__Aim of the task__: Please update the stretch from the start of the records through the line containing "thumbnail-frame[interactable]: 12 xyxy=(723,609,776,670)" by changing "frame-cell" to "grid-cell" wherever it occurs, leaving everything else unchanged.

__Source data__:
◆ ◆ ◆

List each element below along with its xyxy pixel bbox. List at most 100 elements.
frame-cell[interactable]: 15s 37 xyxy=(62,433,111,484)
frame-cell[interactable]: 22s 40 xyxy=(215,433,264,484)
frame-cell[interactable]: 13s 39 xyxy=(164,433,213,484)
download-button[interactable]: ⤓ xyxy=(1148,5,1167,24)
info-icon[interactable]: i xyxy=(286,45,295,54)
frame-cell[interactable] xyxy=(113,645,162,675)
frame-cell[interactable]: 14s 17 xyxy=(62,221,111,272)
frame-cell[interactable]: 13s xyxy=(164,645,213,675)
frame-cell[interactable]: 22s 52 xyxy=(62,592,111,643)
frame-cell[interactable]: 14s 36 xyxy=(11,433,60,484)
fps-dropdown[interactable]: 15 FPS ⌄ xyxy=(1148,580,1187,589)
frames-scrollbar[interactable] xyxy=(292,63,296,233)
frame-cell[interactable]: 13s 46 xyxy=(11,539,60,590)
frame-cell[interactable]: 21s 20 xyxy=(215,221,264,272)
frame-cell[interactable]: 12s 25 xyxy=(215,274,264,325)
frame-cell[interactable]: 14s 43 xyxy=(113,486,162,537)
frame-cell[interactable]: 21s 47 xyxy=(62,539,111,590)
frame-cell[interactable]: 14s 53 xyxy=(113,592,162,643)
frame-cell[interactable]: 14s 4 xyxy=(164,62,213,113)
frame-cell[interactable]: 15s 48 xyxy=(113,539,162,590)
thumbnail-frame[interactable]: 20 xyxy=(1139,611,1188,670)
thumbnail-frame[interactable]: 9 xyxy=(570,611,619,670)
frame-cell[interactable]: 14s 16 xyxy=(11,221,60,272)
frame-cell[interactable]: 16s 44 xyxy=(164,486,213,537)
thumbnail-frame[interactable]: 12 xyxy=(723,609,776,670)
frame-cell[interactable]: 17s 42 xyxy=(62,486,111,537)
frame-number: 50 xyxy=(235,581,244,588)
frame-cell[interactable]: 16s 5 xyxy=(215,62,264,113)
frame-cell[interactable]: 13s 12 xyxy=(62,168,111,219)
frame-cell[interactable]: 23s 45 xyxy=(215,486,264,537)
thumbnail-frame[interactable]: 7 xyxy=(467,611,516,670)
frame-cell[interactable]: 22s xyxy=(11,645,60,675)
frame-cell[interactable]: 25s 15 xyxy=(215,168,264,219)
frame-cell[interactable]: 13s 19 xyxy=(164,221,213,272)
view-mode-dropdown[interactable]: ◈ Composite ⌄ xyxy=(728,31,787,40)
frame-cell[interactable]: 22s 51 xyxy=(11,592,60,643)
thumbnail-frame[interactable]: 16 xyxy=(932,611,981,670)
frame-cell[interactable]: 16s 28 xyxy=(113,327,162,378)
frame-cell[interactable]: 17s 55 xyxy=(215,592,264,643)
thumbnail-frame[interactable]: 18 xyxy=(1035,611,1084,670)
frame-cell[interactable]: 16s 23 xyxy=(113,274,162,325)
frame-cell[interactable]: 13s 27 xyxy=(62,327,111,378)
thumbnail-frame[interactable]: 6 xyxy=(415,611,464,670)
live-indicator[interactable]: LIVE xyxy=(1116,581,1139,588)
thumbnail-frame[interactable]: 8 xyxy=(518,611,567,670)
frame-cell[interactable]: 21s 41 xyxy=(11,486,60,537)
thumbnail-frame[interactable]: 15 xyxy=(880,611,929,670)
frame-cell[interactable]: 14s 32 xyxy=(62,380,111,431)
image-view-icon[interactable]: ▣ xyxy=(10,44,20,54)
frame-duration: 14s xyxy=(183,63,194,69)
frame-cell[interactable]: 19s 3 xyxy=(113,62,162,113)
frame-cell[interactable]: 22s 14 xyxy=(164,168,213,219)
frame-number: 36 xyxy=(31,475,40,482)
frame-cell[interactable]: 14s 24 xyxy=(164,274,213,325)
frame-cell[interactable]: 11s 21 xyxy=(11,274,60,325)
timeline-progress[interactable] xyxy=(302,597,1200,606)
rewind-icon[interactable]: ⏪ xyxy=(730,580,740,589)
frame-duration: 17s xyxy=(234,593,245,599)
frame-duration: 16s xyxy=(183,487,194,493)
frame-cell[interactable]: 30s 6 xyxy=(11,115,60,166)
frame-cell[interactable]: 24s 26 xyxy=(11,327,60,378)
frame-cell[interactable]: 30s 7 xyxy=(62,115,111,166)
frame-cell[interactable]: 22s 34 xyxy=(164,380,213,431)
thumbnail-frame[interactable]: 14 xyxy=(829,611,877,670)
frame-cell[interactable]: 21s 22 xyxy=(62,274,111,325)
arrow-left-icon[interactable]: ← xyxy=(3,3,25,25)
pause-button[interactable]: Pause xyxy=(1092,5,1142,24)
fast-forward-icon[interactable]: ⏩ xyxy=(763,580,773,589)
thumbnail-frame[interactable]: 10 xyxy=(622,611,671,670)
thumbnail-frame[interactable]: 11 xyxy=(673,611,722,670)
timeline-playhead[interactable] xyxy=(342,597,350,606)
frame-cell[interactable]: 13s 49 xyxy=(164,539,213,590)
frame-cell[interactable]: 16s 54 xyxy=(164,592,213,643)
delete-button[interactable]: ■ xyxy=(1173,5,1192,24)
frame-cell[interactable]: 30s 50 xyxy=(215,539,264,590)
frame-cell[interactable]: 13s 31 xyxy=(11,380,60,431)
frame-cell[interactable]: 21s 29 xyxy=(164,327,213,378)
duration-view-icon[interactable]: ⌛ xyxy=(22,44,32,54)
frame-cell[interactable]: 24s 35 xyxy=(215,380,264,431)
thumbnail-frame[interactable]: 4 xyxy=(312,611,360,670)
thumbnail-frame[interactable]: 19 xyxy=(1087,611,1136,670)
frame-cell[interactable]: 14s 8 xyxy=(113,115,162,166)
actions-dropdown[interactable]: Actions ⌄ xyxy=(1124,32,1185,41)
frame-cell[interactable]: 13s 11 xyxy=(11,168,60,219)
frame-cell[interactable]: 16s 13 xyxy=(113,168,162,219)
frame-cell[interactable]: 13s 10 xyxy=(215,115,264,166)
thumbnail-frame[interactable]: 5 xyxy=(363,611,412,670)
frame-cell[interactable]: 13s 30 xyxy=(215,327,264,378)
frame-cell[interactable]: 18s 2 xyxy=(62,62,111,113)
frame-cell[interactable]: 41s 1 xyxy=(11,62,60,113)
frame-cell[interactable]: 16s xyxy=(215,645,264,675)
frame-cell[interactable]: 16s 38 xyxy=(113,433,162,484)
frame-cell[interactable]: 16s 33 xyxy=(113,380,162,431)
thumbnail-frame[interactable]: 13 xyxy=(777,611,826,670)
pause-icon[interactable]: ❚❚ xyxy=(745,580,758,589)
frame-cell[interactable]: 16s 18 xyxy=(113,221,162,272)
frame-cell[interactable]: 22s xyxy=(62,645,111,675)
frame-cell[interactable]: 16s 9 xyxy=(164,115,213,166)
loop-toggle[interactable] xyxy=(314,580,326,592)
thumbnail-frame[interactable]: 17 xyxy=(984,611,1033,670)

◆ ◆ ◆

__Task answer__:
List each element below along with its xyxy pixel bbox. List at most 100 elements.
grid-cell[interactable]: 15s 37 xyxy=(62,433,111,484)
grid-cell[interactable]: 22s 40 xyxy=(215,433,264,484)
grid-cell[interactable]: 13s 39 xyxy=(164,433,213,484)
download-button[interactable]: ⤓ xyxy=(1148,5,1167,24)
info-icon[interactable]: i xyxy=(286,45,295,54)
grid-cell[interactable] xyxy=(113,645,162,675)
grid-cell[interactable]: 14s 17 xyxy=(62,221,111,272)
grid-cell[interactable]: 13s xyxy=(164,645,213,675)
grid-cell[interactable]: 22s 52 xyxy=(62,592,111,643)
grid-cell[interactable]: 14s 36 xyxy=(11,433,60,484)
fps-dropdown[interactable]: 15 FPS ⌄ xyxy=(1148,580,1187,589)
frames-scrollbar[interactable] xyxy=(292,63,296,233)
grid-cell[interactable]: 13s 46 xyxy=(11,539,60,590)
grid-cell[interactable]: 21s 20 xyxy=(215,221,264,272)
grid-cell[interactable]: 12s 25 xyxy=(215,274,264,325)
grid-cell[interactable]: 14s 43 xyxy=(113,486,162,537)
grid-cell[interactable]: 21s 47 xyxy=(62,539,111,590)
grid-cell[interactable]: 14s 53 xyxy=(113,592,162,643)
grid-cell[interactable]: 14s 4 xyxy=(164,62,213,113)
grid-cell[interactable]: 15s 48 xyxy=(113,539,162,590)
thumbnail-frame[interactable]: 20 xyxy=(1139,611,1188,670)
thumbnail-frame[interactable]: 9 xyxy=(570,611,619,670)
grid-cell[interactable]: 14s 16 xyxy=(11,221,60,272)
grid-cell[interactable]: 16s 44 xyxy=(164,486,213,537)
thumbnail-frame[interactable]: 12 xyxy=(723,609,776,670)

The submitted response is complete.